=== Reading text ===
▼

ULTRASONIC MODULE TEST

We use an ultrasonic module HC-SR04 to check if there is an obstacle nearby. The ultrasonic module emits a wave when the pin TRIGGER is high for >10 us. The pin ECHO receives a high for a time t, meaning that the time sound travelled was t.

We trigger a timer to record time when rising edge is detected, and stop recording when falling edge is detected.

There are two things worth noting here. First, since there are two ultrasonic modules and we need to know whether the obstacle is on the left side or the right side, a little logistic is needed. We need some flags to mark if it is the left, right or no ultrasonic module that has detected an obstacle within a certain distance. Once we detected an obstacle, we will record the current state in a global variable for our control algorithm to recognize.

▲

(Items stored in a collection)
▼

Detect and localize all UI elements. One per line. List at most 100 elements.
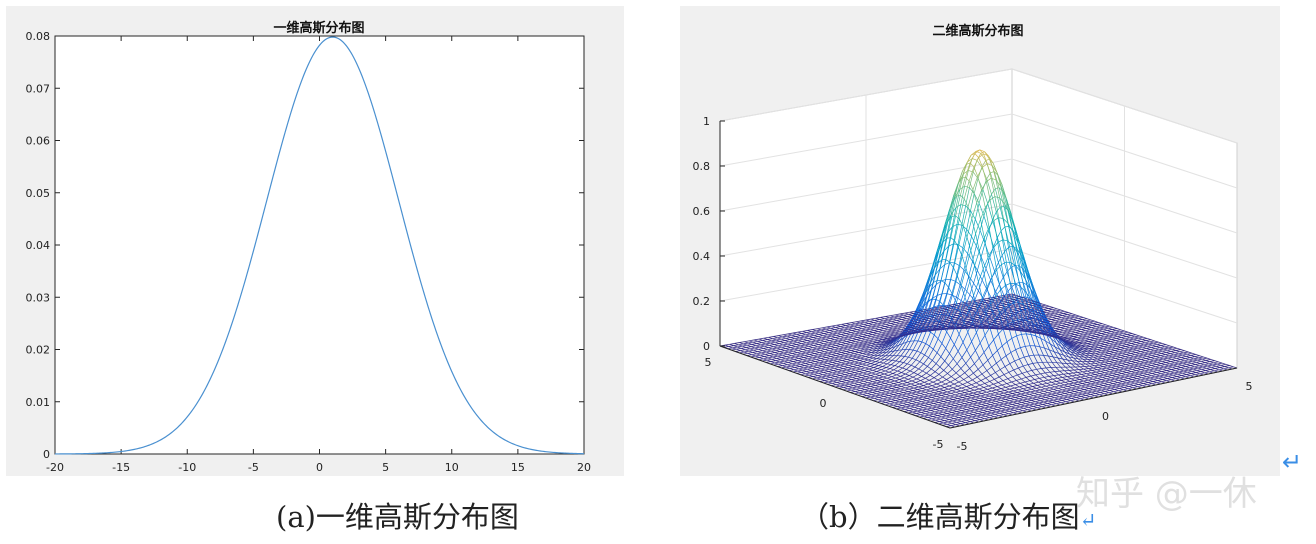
mesh-line	[1005, 409, 1010, 412]
mesh-line	[1158, 348, 1164, 351]
mesh-line	[1002, 394, 1008, 396]
mesh-line	[837, 331, 843, 334]
mesh-line	[871, 325, 877, 328]
mesh-line	[1082, 392, 1087, 395]
mesh-line	[869, 387, 875, 390]
mesh-line	[816, 330, 821, 333]
mesh-line	[988, 397, 994, 399]
mesh-line	[834, 377, 840, 380]
mesh-line	[799, 347, 804, 350]
x-tick-label: -10	[178, 461, 196, 474]
mesh-line	[1062, 358, 1068, 361]
mesh-line	[995, 289, 1001, 297]
mesh-line	[1026, 284, 1033, 300]
mesh-line	[967, 417, 972, 420]
mesh-line	[1124, 365, 1130, 368]
mesh-line	[906, 365, 912, 370]
mesh-line	[1008, 412, 1014, 415]
mesh-line	[985, 375, 991, 379]
mesh-line	[1107, 354, 1113, 356]
mesh-line	[879, 394, 885, 397]
mesh-line	[857, 326, 863, 328]
mesh-line	[882, 329, 888, 332]
mesh-line	[1163, 357, 1169, 360]
mesh-line	[1000, 410, 1005, 413]
mesh-line	[1156, 381, 1162, 384]
mesh-line	[838, 358, 843, 361]
mesh-line	[934, 411, 939, 414]
mesh-line	[950, 402, 956, 405]
mesh-line	[728, 345, 734, 347]
mesh-line	[775, 360, 780, 363]
mesh-line	[955, 423, 961, 425]
mesh-line	[978, 410, 983, 413]
mesh-line	[1074, 379, 1080, 381]
mesh-line	[935, 363, 941, 368]
mesh-line	[962, 407, 967, 410]
mesh-line	[1062, 314, 1068, 316]
mesh-line	[816, 338, 821, 341]
mesh-line	[1055, 382, 1061, 385]
mesh-line	[1013, 400, 1019, 403]
mesh-line	[987, 387, 993, 390]
mesh-line	[1088, 367, 1094, 369]
mesh-line	[974, 397, 980, 400]
mesh-line	[1036, 386, 1042, 389]
mesh-line	[1203, 363, 1209, 366]
mesh-line	[901, 384, 907, 387]
mesh-line	[930, 322, 936, 325]
mesh-line	[1166, 369, 1172, 371]
mesh-line	[915, 392, 921, 395]
mesh-line	[970, 420, 975, 422]
mesh-line	[803, 367, 808, 370]
mesh-line	[925, 275, 932, 293]
mesh-line	[976, 382, 981, 386]
mesh-line	[1132, 368, 1138, 370]
mesh-line	[944, 320, 950, 322]
mesh-line	[878, 398, 884, 401]
mesh-line	[1005, 399, 1010, 402]
mesh-line	[792, 331, 798, 334]
mesh-line	[897, 394, 903, 397]
mesh-line	[944, 419, 950, 421]
mesh-line	[835, 384, 840, 387]
mesh-line	[829, 340, 834, 343]
mesh-line	[1072, 372, 1078, 374]
mesh-line	[1215, 367, 1220, 369]
mesh-line	[931, 407, 936, 410]
mesh-line	[1003, 402, 1009, 405]
mesh-line	[852, 355, 857, 358]
mesh-line	[773, 354, 778, 357]
mesh-line	[787, 333, 793, 336]
mesh-line	[995, 392, 1000, 395]
mesh-line	[812, 356, 818, 359]
mesh-line	[1010, 384, 1016, 387]
mesh-line	[842, 367, 848, 369]
mesh-line	[1105, 369, 1111, 371]
mesh-line	[855, 330, 861, 333]
mesh-line	[961, 420, 966, 423]
y-tick-label: 0.08	[26, 30, 51, 43]
mesh-line	[1080, 386, 1086, 389]
mesh-line	[983, 399, 988, 402]
mesh-line	[1109, 360, 1115, 362]
mesh-line	[843, 346, 849, 349]
mesh-line	[889, 391, 895, 394]
mesh-line	[927, 360, 933, 367]
mesh-line	[802, 358, 808, 361]
mesh-line	[824, 350, 830, 353]
mesh-line	[1011, 405, 1017, 408]
mesh-line	[1129, 354, 1135, 356]
mesh-line	[937, 415, 942, 418]
mesh-line	[852, 375, 858, 378]
mesh-line	[951, 422, 956, 425]
mesh-line	[829, 379, 834, 382]
mesh-line	[1179, 368, 1185, 371]
mesh-line	[981, 370, 988, 375]
mesh-line	[1070, 377, 1076, 380]
mesh-line	[842, 368, 847, 371]
mesh-line	[1078, 334, 1084, 337]
mesh-line	[1103, 345, 1109, 347]
mesh-line	[930, 410, 935, 413]
mesh-line	[917, 389, 922, 392]
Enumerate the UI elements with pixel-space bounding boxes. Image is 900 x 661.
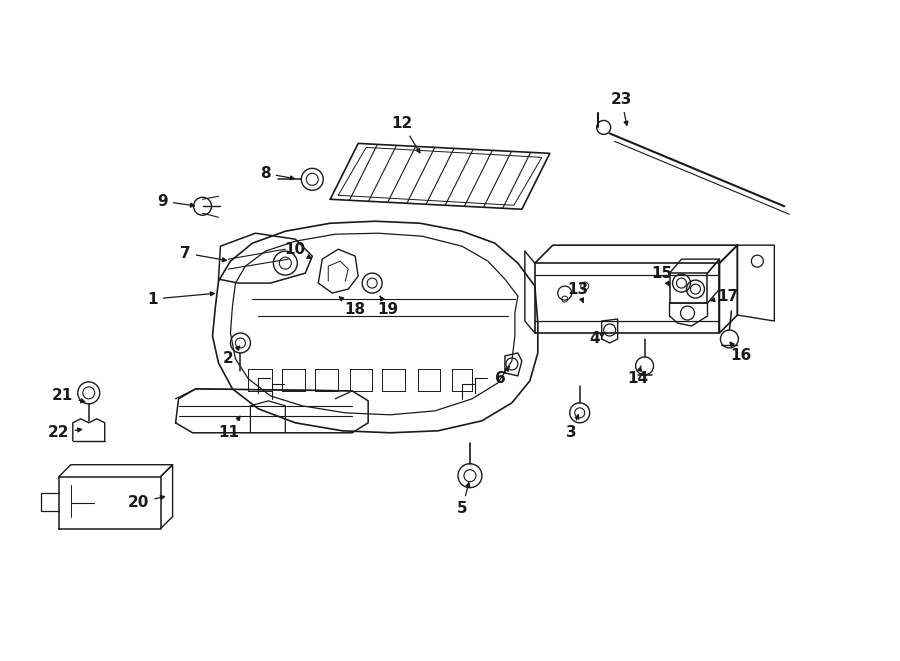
Text: 19: 19 — [378, 296, 399, 317]
Text: 11: 11 — [218, 416, 240, 440]
Text: 8: 8 — [260, 166, 294, 181]
Text: 6: 6 — [494, 366, 509, 387]
Text: 9: 9 — [158, 194, 194, 209]
Text: 10: 10 — [284, 242, 311, 258]
Text: 21: 21 — [52, 389, 85, 403]
Text: 16: 16 — [730, 342, 752, 364]
Text: 7: 7 — [180, 246, 227, 262]
Text: 4: 4 — [590, 331, 605, 346]
Text: 23: 23 — [611, 92, 633, 126]
Text: 1: 1 — [148, 292, 214, 307]
Text: 5: 5 — [456, 483, 470, 516]
Text: 13: 13 — [567, 282, 589, 302]
Text: 12: 12 — [392, 116, 420, 153]
Text: 18: 18 — [339, 297, 365, 317]
Text: 14: 14 — [627, 366, 648, 387]
Text: 20: 20 — [128, 495, 165, 510]
Text: 22: 22 — [48, 425, 82, 440]
Text: 15: 15 — [651, 266, 672, 286]
Text: 3: 3 — [566, 414, 579, 440]
Text: 2: 2 — [223, 346, 239, 366]
Text: 17: 17 — [711, 289, 738, 303]
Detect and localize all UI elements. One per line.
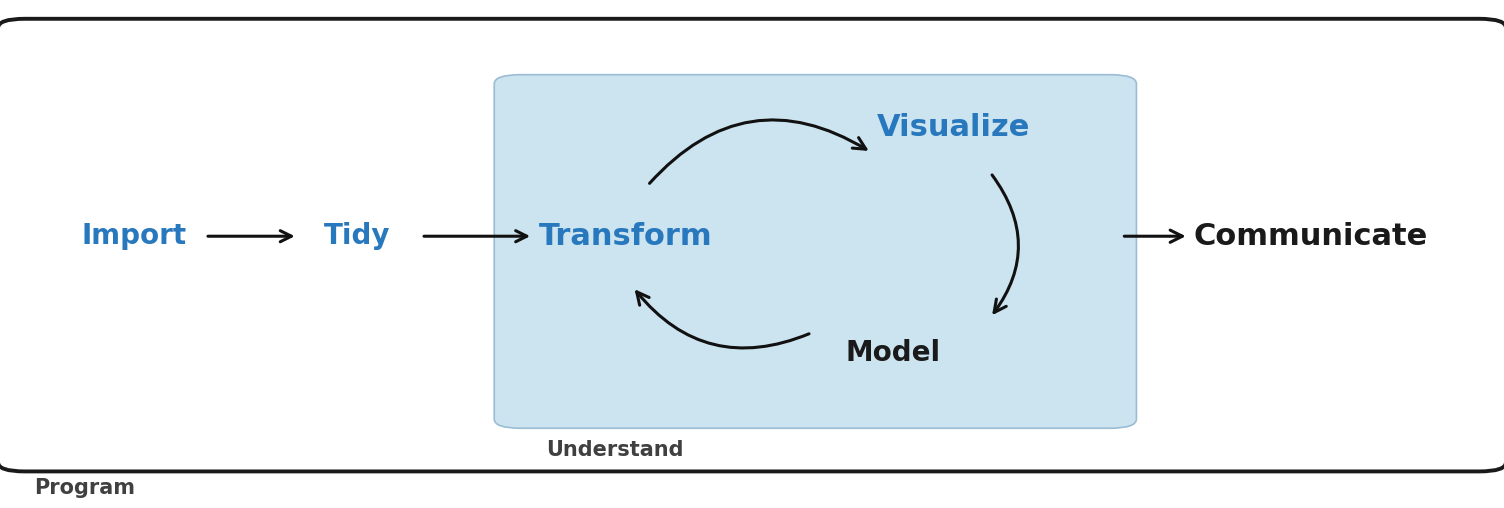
Text: Understand: Understand (546, 439, 684, 460)
Text: Model: Model (845, 339, 942, 367)
Text: Communicate: Communicate (1194, 221, 1427, 251)
FancyBboxPatch shape (495, 75, 1137, 428)
Text: Tidy: Tidy (323, 222, 391, 250)
Text: Import: Import (81, 222, 186, 250)
Text: Program: Program (33, 478, 135, 498)
FancyBboxPatch shape (0, 19, 1504, 471)
Text: Visualize: Visualize (877, 112, 1030, 142)
Text: Transform: Transform (538, 221, 713, 251)
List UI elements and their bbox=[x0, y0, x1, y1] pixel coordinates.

▲

=== Exercise prompt ===
Extend the ultrasonic module text beyond its final sentence. The data bears no relation to the ultrasonic module text.

=== Exercise output ===
Second, different from most examples found online, in our implementation we are not interested in exactly how far away the obstacle is. Rather, we are concerned about whether that distance exceeds a specific threshold. For example, let us set the threshold at 50cm. Now the simplest way is when we configure our timer, we let it have a period that accords with a distance of 50cm. Now if the timer ever experiences reloading during a trigger-and-echo process, the distance can directly be determined to be above that threshold. Therefore, there is no need to do extra calculation, which saves our time.

An example: timer prescaler = 72.

72000000 / 72 = 1000000, 1ms = 1000 counts. period = 3000

This will result in a rough distance threshold of 510mm.

A list of useful resources:

• neat code, but not good implementation in that the author did not use interrupt, but wait until signal comes. Not suitable in our case.
• Used interruption mechanism, but there are some minor unnecessities in code.

Important tips:

• the ultrasonic module must be connected to a voltage source of 5V, not 3.3V! Otherwise there might be weird problems such as a lot of wrong rising edges on the ECHO pin.
• The time interval between 2 trigger should be longer than 60ms. Otherwise, the echos and triggers will overlap and it is impossible to distinguish which echo is paired with which trigger.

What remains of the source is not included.